(Saved data entries)

◇ ◇ ◇ ◇

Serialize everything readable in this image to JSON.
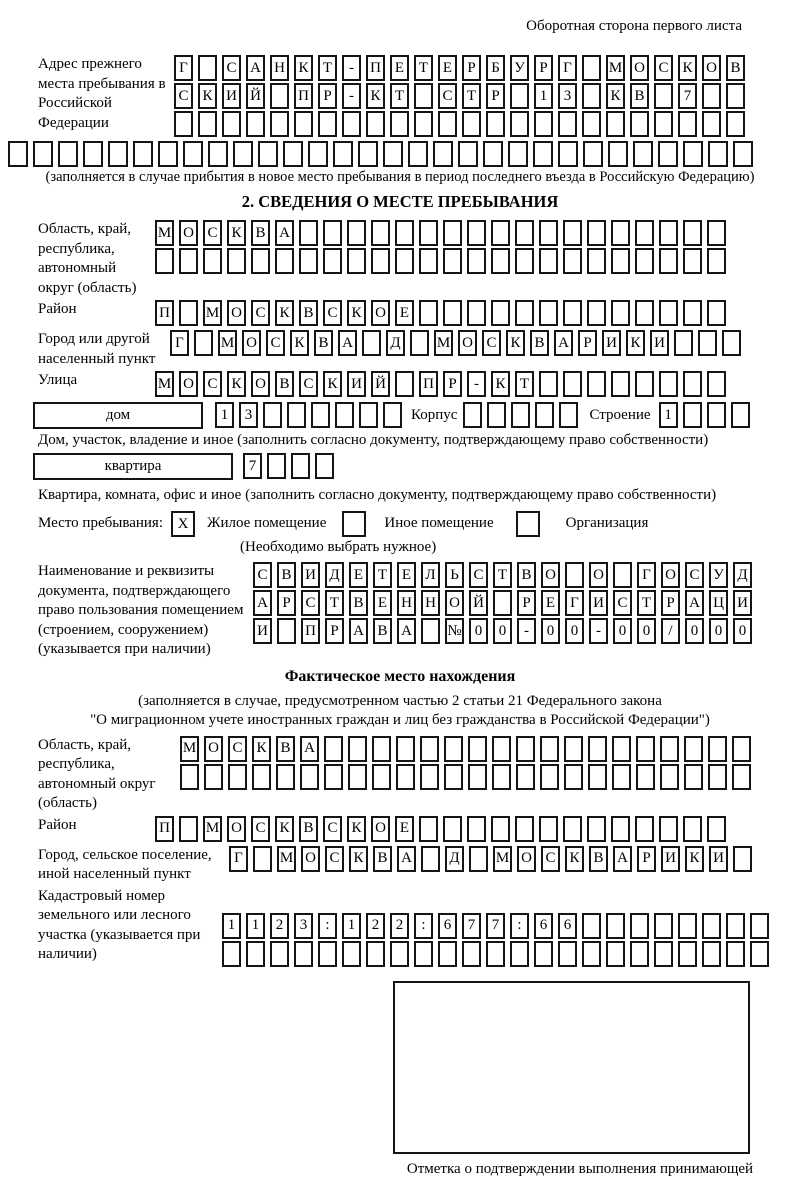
{
  "page": {
    "header": "Оборотная сторона первого листа"
  },
  "prev_address": {
    "label": "Адрес прежнего места пребывания в Российской Федерации",
    "row1": {
      "count": 24,
      "chars": "Г САНКТ-ПЕТЕРБУРГ МОСКОВ"
    },
    "row2": {
      "count": 24,
      "chars": "СКИЙ ПР-КТ СТР 13 КВ 7"
    },
    "row3": {
      "count": 24,
      "chars": ""
    },
    "row4": {
      "count": 30,
      "chars": ""
    },
    "note": "(заполняется в случае прибытия в новое место пребывания в период последнего въезда в Российскую Федерацию)"
  },
  "section2": {
    "title": "2. СВЕДЕНИЯ О МЕСТЕ ПРЕБЫВАНИЯ",
    "region": {
      "label": "Область, край, республика, автономный округ (область)",
      "row1": {
        "count": 24,
        "chars": "МОСКВА"
      },
      "row2": {
        "count": 24,
        "chars": ""
      }
    },
    "district": {
      "label": "Район",
      "row": {
        "count": 24,
        "chars": "П МОСКВСКОЕ"
      }
    },
    "city": {
      "label": "Город или другой населенный пункт",
      "row": {
        "count": 24,
        "chars": "Г МОСКВА Д МОСКВАРИКИ"
      }
    },
    "street": {
      "label": "Улица",
      "row": {
        "count": 24,
        "chars": "МОСКОВСКИЙ ПР-КТ"
      }
    },
    "house": {
      "type_label": "дом",
      "number": {
        "count": 8,
        "chars": "13"
      },
      "korpus_label": "Корпус",
      "korpus": {
        "count": 5,
        "chars": ""
      },
      "stroenie_label": "Строение",
      "stroenie": {
        "count": 4,
        "chars": "1"
      },
      "note": "Дом, участок, владение и иное (заполнить согласно документу, подтверждающему право собственности)"
    },
    "apartment": {
      "type_label": "квартира",
      "number": {
        "count": 4,
        "chars": "7"
      },
      "note": "Квартира, комната, офис и иное (заполнить согласно документу, подтверждающему право собственности)"
    },
    "stay_place": {
      "label": "Место пребывания:",
      "options": [
        {
          "label": "Жилое помещение",
          "checked": "X"
        },
        {
          "label": "Иное помещение",
          "checked": ""
        },
        {
          "label": "Организация",
          "checked": ""
        }
      ],
      "note": "(Необходимо выбрать нужное)"
    },
    "document": {
      "label": "Наименование и реквизиты документа, подтверждающего право пользования помещением (строением, сооружением) (указывается при наличии)",
      "row1": {
        "count": 21,
        "chars": "СВИДЕТЕЛЬСТВО О ГОСУД"
      },
      "row2": {
        "count": 21,
        "chars": "АРСТВЕННОЙ РЕГИСТРАЦИ"
      },
      "row3": {
        "count": 21,
        "chars": "И ПРАВА №00-00-00/000"
      }
    }
  },
  "actual_location": {
    "title": "Фактическое место нахождения",
    "note_line1": "(заполняется в случае, предусмотренном частью 2 статьи 21 Федерального закона",
    "note_line2": "\"О миграционном учете иностранных граждан и лиц без гражданства в Российской Федерации\")",
    "region": {
      "label": "Область, край, республика, автономный округ (область)",
      "row1": {
        "count": 24,
        "chars": "МОСКВА"
      },
      "row2": {
        "count": 24,
        "chars": ""
      }
    },
    "district": {
      "label": "Район",
      "row": {
        "count": 24,
        "chars": "П МОСКВСКОЕ"
      }
    },
    "city": {
      "label": "Город, сельское поселение, иной населенный пункт",
      "row": {
        "count": 22,
        "chars": "Г МОСКВА Д МОСКВАРИКИ"
      }
    },
    "cadastre": {
      "label": "Кадастровый номер земельного или лесного участка (указывается при наличии)",
      "row1": {
        "count": 23,
        "chars": "1123:122:677:66"
      },
      "row2": {
        "count": 23,
        "chars": ""
      }
    },
    "stamp_note": "Отметка о подтверждении выполнения принимающей стороной и иностранным гражданином или лицом без гражданства действий, необходимых для его постановки на учет по месту пребывания"
  }
}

◇ ◇ ◇ ◇

(Exercise directions) Every line in the data that holds "согласно" should be copied out.

(Expected answer)
      "note": "Дом, участок, владение и иное (заполнить согласно документу, подтверждающему право собственности)"
      "note": "Квартира, комната, офис и иное (заполнить согласно документу, подтверждающему право собственности)"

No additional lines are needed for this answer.